=== WHAT TO WORK ON ===
Reproduce the records below exactly as they appear, omitting any pictures they contain.

[start RECORDS SUPPLIED]

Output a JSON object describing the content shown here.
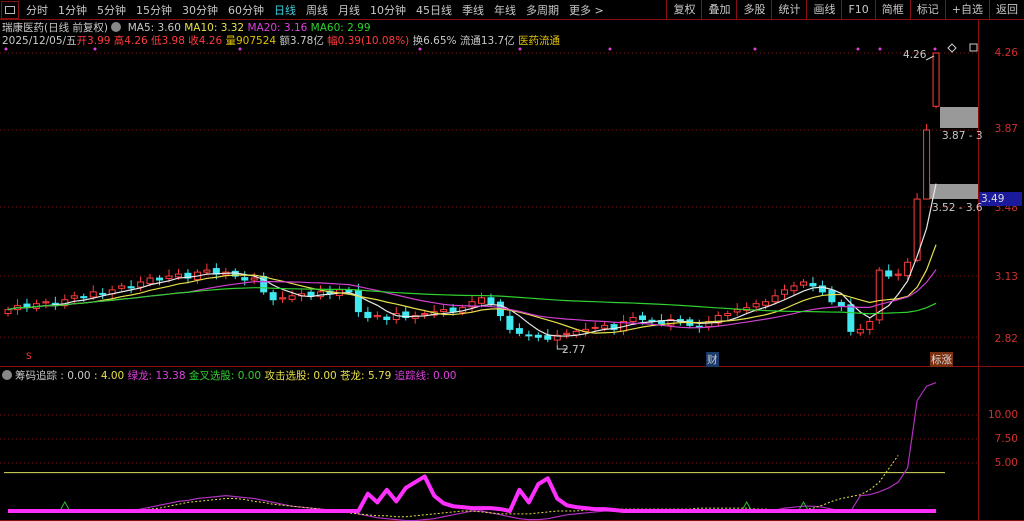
{
  "toolbar": {
    "periods": [
      "分时",
      "1分钟",
      "5分钟",
      "15分钟",
      "30分钟",
      "60分钟",
      "日线",
      "周线",
      "月线",
      "10分钟",
      "45日线",
      "季线",
      "年线",
      "多周期",
      "更多 >"
    ],
    "active_period": "日线",
    "right_buttons": [
      "复权",
      "叠加",
      "多股",
      "统计",
      "画线",
      "F10",
      "简框",
      "标记",
      "+自选",
      "返回"
    ]
  },
  "header": {
    "title": "瑞康医药(日线 前复权)",
    "ma5": "MA5: 3.60",
    "ma10": "MA10: 3.32",
    "ma20": "MA20: 3.16",
    "ma60": "MA60: 2.99",
    "date": "2025/12/05/五",
    "open": "开3.99",
    "high": "高4.26",
    "low": "低3.98",
    "close": "收4.26",
    "volume": "量907524",
    "amount": "额3.78亿",
    "change": "幅0.39(10.08%)",
    "turnover": "换6.65%",
    "float": "流通13.7亿",
    "sector": "医药流通"
  },
  "price_axis": {
    "labels": [
      "4.26",
      "3.87",
      "3.48",
      "3.13",
      "2.82"
    ],
    "current": "3.49"
  },
  "annotations": {
    "high_label": "4.26",
    "low_label": "2.77",
    "zone1": "3.87 - 3",
    "zone2": "3.52 - 3.6",
    "s_mark": "S",
    "fin_mark": "财",
    "limit_mark": "标涨"
  },
  "colors": {
    "up": "#ff3c3c",
    "down": "#40e8f0",
    "ma5": "#e8e8e8",
    "ma10": "#e6e04a",
    "ma20": "#d040d0",
    "ma60": "#30d030",
    "grid": "#8a1010"
  },
  "candles": {
    "closes": [
      2.96,
      2.98,
      2.97,
      2.99,
      3.0,
      2.98,
      3.01,
      3.03,
      3.02,
      3.05,
      3.04,
      3.06,
      3.08,
      3.07,
      3.1,
      3.12,
      3.11,
      3.13,
      3.14,
      3.12,
      3.15,
      3.16,
      3.14,
      3.15,
      3.13,
      3.11,
      3.12,
      3.05,
      3.01,
      3.02,
      3.03,
      3.04,
      3.03,
      3.05,
      3.04,
      3.06,
      3.05,
      2.95,
      2.92,
      2.93,
      2.91,
      2.94,
      2.92,
      2.93,
      2.94,
      2.95,
      2.96,
      2.95,
      2.97,
      3.0,
      3.02,
      2.99,
      2.93,
      2.86,
      2.84,
      2.83,
      2.82,
      2.81,
      2.83,
      2.84,
      2.85,
      2.86,
      2.87,
      2.88,
      2.86,
      2.9,
      2.92,
      2.91,
      2.9,
      2.89,
      2.91,
      2.9,
      2.88,
      2.87,
      2.9,
      2.93,
      2.94,
      2.96,
      2.97,
      2.99,
      3.0,
      3.03,
      3.06,
      3.08,
      3.1,
      3.08,
      3.05,
      3.0,
      2.98,
      2.85,
      2.86,
      2.9,
      3.16,
      3.13,
      3.14,
      3.2,
      3.52,
      3.87,
      4.26
    ],
    "last_ohlc": [
      3.99,
      4.26,
      3.98,
      4.26
    ]
  },
  "indicator": {
    "name": "筹码追踪",
    "v1": ": 0.00",
    "v2": ": 4.00",
    "green_dragon": "绿龙: 13.38",
    "golden_cross": "金叉选股: 0.00",
    "attack": "攻击选股: 0.00",
    "blue_dragon": "苍龙: 5.79",
    "track_line": "追踪线: 0.00",
    "axis_labels": [
      "10.00",
      "7.50",
      "5.00"
    ],
    "threshold": 4.0,
    "tracking": [
      0,
      0,
      0,
      0,
      0,
      0,
      0,
      0,
      0,
      0,
      0,
      0,
      0,
      0,
      0,
      0,
      0,
      0,
      0,
      0,
      0,
      0,
      0,
      0,
      0,
      0,
      0,
      0,
      0,
      0,
      0,
      0,
      0,
      0,
      0,
      0,
      0,
      0,
      1.8,
      0.9,
      2.2,
      1.0,
      2.4,
      3.0,
      3.6,
      1.6,
      0.8,
      0.5,
      0.4,
      0.3,
      0.3,
      0.3,
      0.2,
      0,
      2.2,
      0.9,
      2.8,
      3.4,
      1.3,
      0.6,
      0.4,
      0.3,
      0.2,
      0.2,
      0.1,
      0,
      0,
      0,
      0,
      0,
      0,
      0,
      0,
      0,
      0,
      0,
      0,
      0,
      0,
      0,
      0,
      0,
      0,
      0,
      0,
      0,
      0,
      0,
      0,
      0,
      0,
      0,
      0,
      0,
      0,
      0,
      0,
      0,
      0
    ],
    "green_line": [
      0,
      0,
      0,
      0,
      0,
      0,
      0,
      0,
      0,
      0,
      0,
      0,
      0,
      0,
      0.2,
      0.4,
      0.6,
      0.8,
      1.0,
      1.1,
      1.3,
      1.4,
      1.5,
      1.6,
      1.5,
      1.4,
      1.3,
      1.1,
      0.9,
      0.7,
      0.5,
      0.4,
      0.3,
      0.2,
      0.1,
      0,
      0,
      -0.3,
      -0.5,
      -0.7,
      -0.8,
      -0.9,
      -1.0,
      -1.0,
      -0.9,
      -0.8,
      -0.6,
      -0.4,
      -0.2,
      0,
      0,
      -0.2,
      -0.4,
      -0.6,
      -0.8,
      -0.9,
      -0.9,
      -0.8,
      -0.6,
      -0.4,
      -0.3,
      -0.2,
      -0.1,
      0,
      0,
      0,
      0,
      0,
      0,
      0,
      0,
      0,
      0,
      0,
      0,
      0,
      0,
      0,
      0,
      0,
      0,
      0.1,
      0.3,
      0.4,
      0.5,
      0.5,
      0.4,
      0.2,
      0,
      0,
      1.6,
      1.7,
      2.0,
      2.4,
      3.0,
      4.5,
      11.5,
      13.0,
      13.38
    ],
    "blue_line": [
      0,
      0,
      0,
      0,
      0,
      0,
      0,
      0,
      0,
      0,
      0,
      0,
      0,
      0,
      0.1,
      0.2,
      0.3,
      0.5,
      0.7,
      0.9,
      1.0,
      1.1,
      1.2,
      1.3,
      1.3,
      1.2,
      1.0,
      0.9,
      0.7,
      0.6,
      0.5,
      0.4,
      0.3,
      0.2,
      0.1,
      0,
      -0.2,
      -0.3,
      -0.4,
      -0.5,
      -0.5,
      -0.6,
      -0.6,
      -0.5,
      -0.4,
      -0.3,
      -0.2,
      -0.1,
      0,
      0,
      -0.1,
      -0.2,
      -0.3,
      -0.3,
      -0.3,
      -0.3,
      -0.2,
      -0.1,
      0,
      0,
      0,
      0.1,
      0.1,
      0.1,
      0.2,
      0.2,
      0.2,
      0.2,
      0.2,
      0.2,
      0.2,
      0.2,
      0.2,
      0.3,
      0.3,
      0.3,
      0.3,
      0.3,
      0.3,
      0.2,
      0.2,
      0.1,
      0,
      0,
      0.1,
      0.3,
      0.6,
      1.0,
      1.3,
      1.5,
      1.7,
      2.2,
      3.0,
      4.4,
      5.79
    ]
  }
}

[end RECORDS SUPPLIED]

=== EXPECTED ANSWER ===
Output a JSON object describing the content shown here.
{
  "toolbar": {
    "periods": [
      "分时",
      "1分钟",
      "5分钟",
      "15分钟",
      "30分钟",
      "60分钟",
      "日线",
      "周线",
      "月线",
      "10分钟",
      "45日线",
      "季线",
      "年线",
      "多周期",
      "更多 >"
    ],
    "active_period": "日线",
    "right_buttons": [
      "复权",
      "叠加",
      "多股",
      "统计",
      "画线",
      "F10",
      "简框",
      "标记",
      "+自选",
      "返回"
    ]
  },
  "header": {
    "title": "瑞康医药(日线 前复权)",
    "ma5": "MA5: 3.60",
    "ma10": "MA10: 3.32",
    "ma20": "MA20: 3.16",
    "ma60": "MA60: 2.99",
    "date": "2025/12/05/五",
    "open": "开3.99",
    "high": "高4.26",
    "low": "低3.98",
    "close": "收4.26",
    "volume": "量907524",
    "amount": "额3.78亿",
    "change": "幅0.39(10.08%)",
    "turnover": "换6.65%",
    "float": "流通13.7亿",
    "sector": "医药流通"
  },
  "price_axis": {
    "labels": [
      "4.26",
      "3.87",
      "3.48",
      "3.13",
      "2.82"
    ],
    "current": "3.49"
  },
  "annotations": {
    "high_label": "4.26",
    "low_label": "2.77",
    "zone1": "3.87 - 3",
    "zone2": "3.52 - 3.6",
    "s_mark": "S",
    "fin_mark": "财",
    "limit_mark": "标涨"
  },
  "colors": {
    "up": "#ff3c3c",
    "down": "#40e8f0",
    "ma5": "#e8e8e8",
    "ma10": "#e6e04a",
    "ma20": "#d040d0",
    "ma60": "#30d030",
    "grid": "#8a1010"
  },
  "candles": {
    "closes": [
      2.96,
      2.98,
      2.97,
      2.99,
      3.0,
      2.98,
      3.01,
      3.03,
      3.02,
      3.05,
      3.04,
      3.06,
      3.08,
      3.07,
      3.1,
      3.12,
      3.11,
      3.13,
      3.14,
      3.12,
      3.15,
      3.16,
      3.14,
      3.15,
      3.13,
      3.11,
      3.12,
      3.05,
      3.01,
      3.02,
      3.03,
      3.04,
      3.03,
      3.05,
      3.04,
      3.06,
      3.05,
      2.95,
      2.92,
      2.93,
      2.91,
      2.94,
      2.92,
      2.93,
      2.94,
      2.95,
      2.96,
      2.95,
      2.97,
      3.0,
      3.02,
      2.99,
      2.93,
      2.86,
      2.84,
      2.83,
      2.82,
      2.81,
      2.83,
      2.84,
      2.85,
      2.86,
      2.87,
      2.88,
      2.86,
      2.9,
      2.92,
      2.91,
      2.9,
      2.89,
      2.91,
      2.9,
      2.88,
      2.87,
      2.9,
      2.93,
      2.94,
      2.96,
      2.97,
      2.99,
      3.0,
      3.03,
      3.06,
      3.08,
      3.1,
      3.08,
      3.05,
      3.0,
      2.98,
      2.85,
      2.86,
      2.9,
      3.16,
      3.13,
      3.14,
      3.2,
      3.52,
      3.87,
      4.26
    ],
    "last_ohlc": [
      3.99,
      4.26,
      3.98,
      4.26
    ]
  },
  "indicator": {
    "name": "筹码追踪",
    "v1": ": 0.00",
    "v2": ": 4.00",
    "green_dragon": "绿龙: 13.38",
    "golden_cross": "金叉选股: 0.00",
    "attack": "攻击选股: 0.00",
    "blue_dragon": "苍龙: 5.79",
    "track_line": "追踪线: 0.00",
    "axis_labels": [
      "10.00",
      "7.50",
      "5.00"
    ],
    "threshold": 4.0,
    "tracking": [
      0,
      0,
      0,
      0,
      0,
      0,
      0,
      0,
      0,
      0,
      0,
      0,
      0,
      0,
      0,
      0,
      0,
      0,
      0,
      0,
      0,
      0,
      0,
      0,
      0,
      0,
      0,
      0,
      0,
      0,
      0,
      0,
      0,
      0,
      0,
      0,
      0,
      0,
      1.8,
      0.9,
      2.2,
      1.0,
      2.4,
      3.0,
      3.6,
      1.6,
      0.8,
      0.5,
      0.4,
      0.3,
      0.3,
      0.3,
      0.2,
      0,
      2.2,
      0.9,
      2.8,
      3.4,
      1.3,
      0.6,
      0.4,
      0.3,
      0.2,
      0.2,
      0.1,
      0,
      0,
      0,
      0,
      0,
      0,
      0,
      0,
      0,
      0,
      0,
      0,
      0,
      0,
      0,
      0,
      0,
      0,
      0,
      0,
      0,
      0,
      0,
      0,
      0,
      0,
      0,
      0,
      0,
      0,
      0,
      0,
      0,
      0
    ],
    "green_line": [
      0,
      0,
      0,
      0,
      0,
      0,
      0,
      0,
      0,
      0,
      0,
      0,
      0,
      0,
      0.2,
      0.4,
      0.6,
      0.8,
      1.0,
      1.1,
      1.3,
      1.4,
      1.5,
      1.6,
      1.5,
      1.4,
      1.3,
      1.1,
      0.9,
      0.7,
      0.5,
      0.4,
      0.3,
      0.2,
      0.1,
      0,
      0,
      -0.3,
      -0.5,
      -0.7,
      -0.8,
      -0.9,
      -1.0,
      -1.0,
      -0.9,
      -0.8,
      -0.6,
      -0.4,
      -0.2,
      0,
      0,
      -0.2,
      -0.4,
      -0.6,
      -0.8,
      -0.9,
      -0.9,
      -0.8,
      -0.6,
      -0.4,
      -0.3,
      -0.2,
      -0.1,
      0,
      0,
      0,
      0,
      0,
      0,
      0,
      0,
      0,
      0,
      0,
      0,
      0,
      0,
      0,
      0,
      0,
      0,
      0.1,
      0.3,
      0.4,
      0.5,
      0.5,
      0.4,
      0.2,
      0,
      0,
      1.6,
      1.7,
      2.0,
      2.4,
      3.0,
      4.5,
      11.5,
      13.0,
      13.38
    ],
    "blue_line": [
      0,
      0,
      0,
      0,
      0,
      0,
      0,
      0,
      0,
      0,
      0,
      0,
      0,
      0,
      0.1,
      0.2,
      0.3,
      0.5,
      0.7,
      0.9,
      1.0,
      1.1,
      1.2,
      1.3,
      1.3,
      1.2,
      1.0,
      0.9,
      0.7,
      0.6,
      0.5,
      0.4,
      0.3,
      0.2,
      0.1,
      0,
      -0.2,
      -0.3,
      -0.4,
      -0.5,
      -0.5,
      -0.6,
      -0.6,
      -0.5,
      -0.4,
      -0.3,
      -0.2,
      -0.1,
      0,
      0,
      -0.1,
      -0.2,
      -0.3,
      -0.3,
      -0.3,
      -0.3,
      -0.2,
      -0.1,
      0,
      0,
      0,
      0.1,
      0.1,
      0.1,
      0.2,
      0.2,
      0.2,
      0.2,
      0.2,
      0.2,
      0.2,
      0.2,
      0.2,
      0.3,
      0.3,
      0.3,
      0.3,
      0.3,
      0.3,
      0.2,
      0.2,
      0.1,
      0,
      0,
      0.1,
      0.3,
      0.6,
      1.0,
      1.3,
      1.5,
      1.7,
      2.2,
      3.0,
      4.4,
      5.79
    ]
  }
}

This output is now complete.